Extracted data entries:

━━━━━━━━━━━━━━━━━━━━

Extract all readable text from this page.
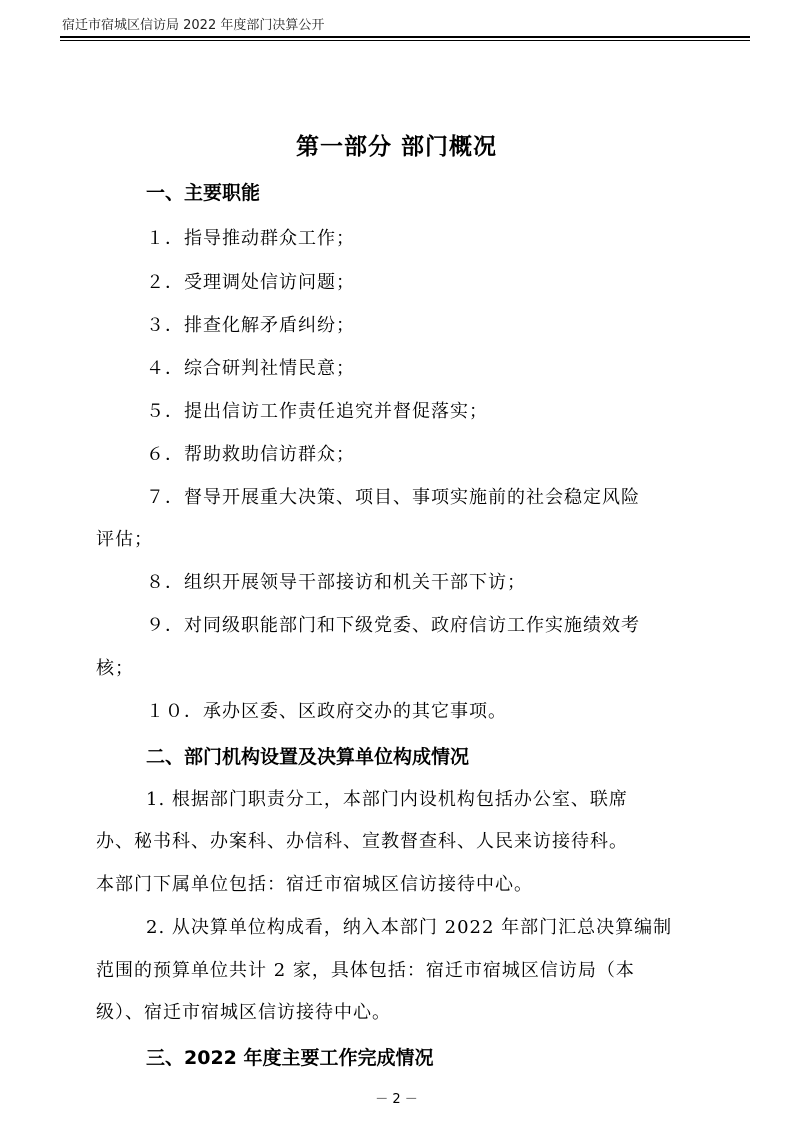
宿迁市宿城区信访局 2022 年度部门决算公开
第一部分 部门概况
一、主要职能
１．指导推动群众工作；
２．受理调处信访问题；
３．排查化解矛盾纠纷；
４．综合研判社情民意；
５．提出信访工作责任追究并督促落实；
６．帮助救助信访群众；
７．督导开展重大决策、项目、事项实施前的社会稳定风险
评估；
８．组织开展领导干部接访和机关干部下访；
９．对同级职能部门和下级党委、政府信访工作实施绩效考
核；
１０．承办区委、区政府交办的其它事项。
二、部门机构设置及决算单位构成情况
1. 根据部门职责分工，本部门内设机构包括办公室、联席
办、秘书科、办案科、办信科、宣教督查科、人民来访接待科。
本部门下属单位包括：宿迁市宿城区信访接待中心。
2. 从决算单位构成看，纳入本部门 2022 年部门汇总决算编制
范围的预算单位共计 2 家，具体包括：宿迁市宿城区信访局（本
级）、宿迁市宿城区信访接待中心。
三、2022 年度主要工作完成情况
－ 2 －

━━━━━━━━━━━━━━━━━━━━

Repeat the listing in full and exactly. Do not include any images.

Extract all readable text from this page.
宿迁市宿城区信访局 2022 年度部门决算公开
第一部分 部门概况
一、主要职能
１．指导推动群众工作；
２．受理调处信访问题；
３．排查化解矛盾纠纷；
４．综合研判社情民意；
５．提出信访工作责任追究并督促落实；
６．帮助救助信访群众；
７．督导开展重大决策、项目、事项实施前的社会稳定风险
评估；
８．组织开展领导干部接访和机关干部下访；
９．对同级职能部门和下级党委、政府信访工作实施绩效考
核；
１０．承办区委、区政府交办的其它事项。
二、部门机构设置及决算单位构成情况
1. 根据部门职责分工，本部门内设机构包括办公室、联席
办、秘书科、办案科、办信科、宣教督查科、人民来访接待科。
本部门下属单位包括：宿迁市宿城区信访接待中心。
2. 从决算单位构成看，纳入本部门 2022 年部门汇总决算编制
范围的预算单位共计 2 家，具体包括：宿迁市宿城区信访局（本
级）、宿迁市宿城区信访接待中心。
三、2022 年度主要工作完成情况
－ 2 －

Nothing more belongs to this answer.